> _Stored items_

BEGIN

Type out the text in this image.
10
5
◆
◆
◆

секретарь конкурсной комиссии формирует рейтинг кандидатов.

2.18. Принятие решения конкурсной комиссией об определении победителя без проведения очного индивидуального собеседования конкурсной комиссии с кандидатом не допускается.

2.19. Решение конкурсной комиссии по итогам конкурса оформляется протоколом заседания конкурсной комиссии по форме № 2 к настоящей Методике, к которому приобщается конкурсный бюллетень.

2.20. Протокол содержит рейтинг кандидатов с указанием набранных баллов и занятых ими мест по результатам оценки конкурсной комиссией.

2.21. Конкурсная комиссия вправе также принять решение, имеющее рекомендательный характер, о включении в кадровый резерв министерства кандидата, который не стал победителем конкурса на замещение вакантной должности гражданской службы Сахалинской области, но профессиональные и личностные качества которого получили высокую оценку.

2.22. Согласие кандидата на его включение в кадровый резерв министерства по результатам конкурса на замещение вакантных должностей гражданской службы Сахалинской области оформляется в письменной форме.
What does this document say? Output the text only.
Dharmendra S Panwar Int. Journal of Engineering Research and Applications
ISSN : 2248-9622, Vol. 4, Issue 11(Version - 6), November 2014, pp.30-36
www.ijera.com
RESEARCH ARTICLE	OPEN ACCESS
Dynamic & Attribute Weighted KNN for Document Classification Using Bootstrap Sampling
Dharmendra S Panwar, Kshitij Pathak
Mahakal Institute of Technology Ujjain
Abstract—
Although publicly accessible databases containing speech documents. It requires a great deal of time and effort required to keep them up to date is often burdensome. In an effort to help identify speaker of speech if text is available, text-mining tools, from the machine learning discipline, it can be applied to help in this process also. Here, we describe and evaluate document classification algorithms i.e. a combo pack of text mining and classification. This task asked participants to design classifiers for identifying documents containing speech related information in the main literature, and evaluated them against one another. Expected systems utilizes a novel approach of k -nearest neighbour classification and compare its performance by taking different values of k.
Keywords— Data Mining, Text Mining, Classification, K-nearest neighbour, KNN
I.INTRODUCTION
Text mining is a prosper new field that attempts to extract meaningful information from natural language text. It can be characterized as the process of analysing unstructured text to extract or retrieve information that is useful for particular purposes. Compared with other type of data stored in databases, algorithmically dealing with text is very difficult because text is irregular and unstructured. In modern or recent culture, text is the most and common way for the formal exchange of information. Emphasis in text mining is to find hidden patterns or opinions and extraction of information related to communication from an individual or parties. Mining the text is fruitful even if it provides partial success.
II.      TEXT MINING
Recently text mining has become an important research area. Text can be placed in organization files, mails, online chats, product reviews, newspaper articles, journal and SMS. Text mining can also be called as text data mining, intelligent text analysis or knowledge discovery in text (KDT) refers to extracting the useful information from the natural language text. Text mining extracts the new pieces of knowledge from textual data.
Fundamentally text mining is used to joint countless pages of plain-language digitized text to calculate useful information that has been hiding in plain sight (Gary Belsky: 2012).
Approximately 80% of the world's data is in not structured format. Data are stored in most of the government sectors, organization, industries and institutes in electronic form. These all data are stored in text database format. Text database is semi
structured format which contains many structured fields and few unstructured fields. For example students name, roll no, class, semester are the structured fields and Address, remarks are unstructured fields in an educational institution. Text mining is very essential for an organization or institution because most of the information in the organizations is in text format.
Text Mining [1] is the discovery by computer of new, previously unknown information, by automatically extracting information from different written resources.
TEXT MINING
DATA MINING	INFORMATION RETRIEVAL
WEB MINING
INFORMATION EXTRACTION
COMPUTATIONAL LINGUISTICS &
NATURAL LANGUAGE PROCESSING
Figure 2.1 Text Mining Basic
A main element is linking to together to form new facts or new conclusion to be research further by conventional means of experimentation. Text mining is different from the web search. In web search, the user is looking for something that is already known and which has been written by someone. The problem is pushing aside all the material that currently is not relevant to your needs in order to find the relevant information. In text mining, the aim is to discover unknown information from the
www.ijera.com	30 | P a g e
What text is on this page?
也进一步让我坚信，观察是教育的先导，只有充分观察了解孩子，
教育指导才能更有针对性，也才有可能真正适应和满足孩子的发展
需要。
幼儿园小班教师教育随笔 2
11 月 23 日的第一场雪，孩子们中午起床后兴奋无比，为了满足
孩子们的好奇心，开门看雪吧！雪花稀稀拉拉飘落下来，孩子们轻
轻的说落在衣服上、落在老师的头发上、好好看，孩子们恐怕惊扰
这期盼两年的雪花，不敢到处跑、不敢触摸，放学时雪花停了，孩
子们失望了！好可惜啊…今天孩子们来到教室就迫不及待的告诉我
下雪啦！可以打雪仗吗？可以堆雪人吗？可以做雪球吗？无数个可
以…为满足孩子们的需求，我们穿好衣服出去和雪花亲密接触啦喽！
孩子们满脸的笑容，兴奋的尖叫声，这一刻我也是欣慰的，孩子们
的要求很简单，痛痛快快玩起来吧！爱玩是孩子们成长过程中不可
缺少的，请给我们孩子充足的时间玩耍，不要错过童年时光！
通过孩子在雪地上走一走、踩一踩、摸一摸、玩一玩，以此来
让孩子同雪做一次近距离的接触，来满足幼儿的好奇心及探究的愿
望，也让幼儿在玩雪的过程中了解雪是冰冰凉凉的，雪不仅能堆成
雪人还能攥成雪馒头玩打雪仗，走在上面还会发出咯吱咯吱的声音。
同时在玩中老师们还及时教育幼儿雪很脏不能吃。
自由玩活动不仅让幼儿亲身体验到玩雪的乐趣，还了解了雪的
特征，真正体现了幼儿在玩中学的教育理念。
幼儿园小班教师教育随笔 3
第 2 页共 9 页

END

> _Written request_
Give the data again, exactly as it stands.

> _Finished task_
Type out the text in this image.
10
5
◆
◆
◆

секретарь конкурсной комиссии формирует рейтинг кандидатов.

2.18. Принятие решения конкурсной комиссией об определении победителя без проведения очного индивидуального собеседования конкурсной комиссии с кандидатом не допускается.

2.19. Решение конкурсной комиссии по итогам конкурса оформляется протоколом заседания конкурсной комиссии по форме № 2 к настоящей Методике, к которому приобщается конкурсный бюллетень.

2.20. Протокол содержит рейтинг кандидатов с указанием набранных баллов и занятых ими мест по результатам оценки конкурсной комиссией.

2.21. Конкурсная комиссия вправе также принять решение, имеющее рекомендательный характер, о включении в кадровый резерв министерства кандидата, который не стал победителем конкурса на замещение вакантной должности гражданской службы Сахалинской области, но профессиональные и личностные качества которого получили высокую оценку.

2.22. Согласие кандидата на его включение в кадровый резерв министерства по результатам конкурса на замещение вакантных должностей гражданской службы Сахалинской области оформляется в письменной форме.
What does this document say? Output the text only.
Dharmendra S Panwar Int. Journal of Engineering Research and Applications
ISSN : 2248-9622, Vol. 4, Issue 11(Version - 6), November 2014, pp.30-36
www.ijera.com
RESEARCH ARTICLE	OPEN ACCESS
Dynamic & Attribute Weighted KNN for Document Classification Using Bootstrap Sampling
Dharmendra S Panwar, Kshitij Pathak
Mahakal Institute of Technology Ujjain
Abstract—
Although publicly accessible databases containing speech documents. It requires a great deal of time and effort required to keep them up to date is often burdensome. In an effort to help identify speaker of speech if text is available, text-mining tools, from the machine learning discipline, it can be applied to help in this process also. Here, we describe and evaluate document classification algorithms i.e. a combo pack of text mining and classification. This task asked participants to design classifiers for identifying documents containing speech related information in the main literature, and evaluated them against one another. Expected systems utilizes a novel approach of k -nearest neighbour classification and compare its performance by taking different values of k.
Keywords— Data Mining, Text Mining, Classification, K-nearest neighbour, KNN
I.INTRODUCTION
Text mining is a prosper new field that attempts to extract meaningful information from natural language text. It can be characterized as the process of analysing unstructured text to extract or retrieve information that is useful for particular purposes. Compared with other type of data stored in databases, algorithmically dealing with text is very difficult because text is irregular and unstructured. In modern or recent culture, text is the most and common way for the formal exchange of information. Emphasis in text mining is to find hidden patterns or opinions and extraction of information related to communication from an individual or parties. Mining the text is fruitful even if it provides partial success.
II.      TEXT MINING
Recently text mining has become an important research area. Text can be placed in organization files, mails, online chats, product reviews, newspaper articles, journal and SMS. Text mining can also be called as text data mining, intelligent text analysis or knowledge discovery in text (KDT) refers to extracting the useful information from the natural language text. Text mining extracts the new pieces of knowledge from textual data.
Fundamentally text mining is used to joint countless pages of plain-language digitized text to calculate useful information that has been hiding in plain sight (Gary Belsky: 2012).
Approximately 80% of the world's data is in not structured format. Data are stored in most of the government sectors, organization, industries and institutes in electronic form. These all data are stored in text database format. Text database is semi
structured format which contains many structured fields and few unstructured fields. For example students name, roll no, class, semester are the structured fields and Address, remarks are unstructured fields in an educational institution. Text mining is very essential for an organization or institution because most of the information in the organizations is in text format.
Text Mining [1] is the discovery by computer of new, previously unknown information, by automatically extracting information from different written resources.
TEXT MINING
DATA MINING	INFORMATION RETRIEVAL
WEB MINING
INFORMATION EXTRACTION
COMPUTATIONAL LINGUISTICS &
NATURAL LANGUAGE PROCESSING
Figure 2.1 Text Mining Basic
A main element is linking to together to form new facts or new conclusion to be research further by conventional means of experimentation. Text mining is different from the web search. In web search, the user is looking for something that is already known and which has been written by someone. The problem is pushing aside all the material that currently is not relevant to your needs in order to find the relevant information. In text mining, the aim is to discover unknown information from the
www.ijera.com	30 | P a g e
What text is on this page?
也进一步让我坚信，观察是教育的先导，只有充分观察了解孩子，
教育指导才能更有针对性，也才有可能真正适应和满足孩子的发展
需要。
幼儿园小班教师教育随笔 2
11 月 23 日的第一场雪，孩子们中午起床后兴奋无比，为了满足
孩子们的好奇心，开门看雪吧！雪花稀稀拉拉飘落下来，孩子们轻
轻的说落在衣服上、落在老师的头发上、好好看，孩子们恐怕惊扰
这期盼两年的雪花，不敢到处跑、不敢触摸，放学时雪花停了，孩
子们失望了！好可惜啊…今天孩子们来到教室就迫不及待的告诉我
下雪啦！可以打雪仗吗？可以堆雪人吗？可以做雪球吗？无数个可
以…为满足孩子们的需求，我们穿好衣服出去和雪花亲密接触啦喽！
孩子们满脸的笑容，兴奋的尖叫声，这一刻我也是欣慰的，孩子们
的要求很简单，痛痛快快玩起来吧！爱玩是孩子们成长过程中不可
缺少的，请给我们孩子充足的时间玩耍，不要错过童年时光！
通过孩子在雪地上走一走、踩一踩、摸一摸、玩一玩，以此来
让孩子同雪做一次近距离的接触，来满足幼儿的好奇心及探究的愿
望，也让幼儿在玩雪的过程中了解雪是冰冰凉凉的，雪不仅能堆成
雪人还能攥成雪馒头玩打雪仗，走在上面还会发出咯吱咯吱的声音。
同时在玩中老师们还及时教育幼儿雪很脏不能吃。
自由玩活动不仅让幼儿亲身体验到玩雪的乐趣，还了解了雪的
特征，真正体现了幼儿在玩中学的教育理念。
幼儿园小班教师教育随笔 3
第 2 页共 9 页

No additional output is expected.